▶ WORK TO DO: Search the listing for the string "Herrn" and copy every line that contains it.

⟨

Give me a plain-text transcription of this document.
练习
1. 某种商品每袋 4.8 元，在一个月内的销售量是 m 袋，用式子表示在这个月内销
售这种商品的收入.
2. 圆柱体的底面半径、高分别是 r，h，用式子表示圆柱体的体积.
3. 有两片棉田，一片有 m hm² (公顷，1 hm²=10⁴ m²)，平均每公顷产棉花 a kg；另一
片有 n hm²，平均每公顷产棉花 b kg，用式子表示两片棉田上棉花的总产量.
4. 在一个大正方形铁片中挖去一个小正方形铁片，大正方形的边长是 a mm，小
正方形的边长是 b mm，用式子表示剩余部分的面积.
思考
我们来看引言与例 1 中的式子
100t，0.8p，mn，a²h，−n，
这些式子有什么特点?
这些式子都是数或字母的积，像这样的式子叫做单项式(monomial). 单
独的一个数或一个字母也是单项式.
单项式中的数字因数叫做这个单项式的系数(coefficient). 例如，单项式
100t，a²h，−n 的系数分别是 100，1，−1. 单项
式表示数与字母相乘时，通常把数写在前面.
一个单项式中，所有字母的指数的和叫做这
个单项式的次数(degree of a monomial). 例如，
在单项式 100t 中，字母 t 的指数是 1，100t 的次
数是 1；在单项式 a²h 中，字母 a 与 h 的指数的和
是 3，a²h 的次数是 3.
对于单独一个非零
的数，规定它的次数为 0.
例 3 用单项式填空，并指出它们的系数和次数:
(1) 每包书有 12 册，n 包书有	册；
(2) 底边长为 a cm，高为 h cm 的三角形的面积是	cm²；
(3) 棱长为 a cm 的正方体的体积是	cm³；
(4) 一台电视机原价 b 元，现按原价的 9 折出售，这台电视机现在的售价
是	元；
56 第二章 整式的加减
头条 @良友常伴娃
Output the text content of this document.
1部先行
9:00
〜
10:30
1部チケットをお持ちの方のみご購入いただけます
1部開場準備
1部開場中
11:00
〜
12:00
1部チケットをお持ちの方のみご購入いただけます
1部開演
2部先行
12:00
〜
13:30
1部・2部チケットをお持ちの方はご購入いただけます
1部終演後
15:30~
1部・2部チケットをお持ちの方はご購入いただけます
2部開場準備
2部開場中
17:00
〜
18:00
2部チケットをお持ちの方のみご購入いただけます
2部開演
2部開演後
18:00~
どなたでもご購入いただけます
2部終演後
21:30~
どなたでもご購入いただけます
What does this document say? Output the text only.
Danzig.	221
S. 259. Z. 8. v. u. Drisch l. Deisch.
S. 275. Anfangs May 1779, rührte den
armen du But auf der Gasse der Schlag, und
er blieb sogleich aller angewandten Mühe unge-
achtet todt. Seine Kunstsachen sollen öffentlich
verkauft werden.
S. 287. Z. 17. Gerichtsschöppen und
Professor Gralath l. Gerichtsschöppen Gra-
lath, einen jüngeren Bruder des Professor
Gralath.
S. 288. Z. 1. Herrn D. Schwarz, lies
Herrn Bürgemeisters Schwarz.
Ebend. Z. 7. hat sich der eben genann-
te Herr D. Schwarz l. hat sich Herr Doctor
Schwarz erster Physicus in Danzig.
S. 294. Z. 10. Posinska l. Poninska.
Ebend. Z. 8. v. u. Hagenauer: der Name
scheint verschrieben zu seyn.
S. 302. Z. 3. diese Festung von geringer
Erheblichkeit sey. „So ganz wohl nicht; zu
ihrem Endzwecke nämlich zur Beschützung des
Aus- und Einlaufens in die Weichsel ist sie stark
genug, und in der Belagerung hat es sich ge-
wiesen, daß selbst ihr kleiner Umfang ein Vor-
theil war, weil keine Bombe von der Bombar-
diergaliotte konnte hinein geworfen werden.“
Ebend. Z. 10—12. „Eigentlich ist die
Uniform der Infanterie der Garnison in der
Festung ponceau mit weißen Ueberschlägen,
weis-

⟩

▶ CORRECT RESPONSE:
S. 288. Z. 1. Herrn D. Schwarz, lies
Herrn Bürgemeisters Schwarz.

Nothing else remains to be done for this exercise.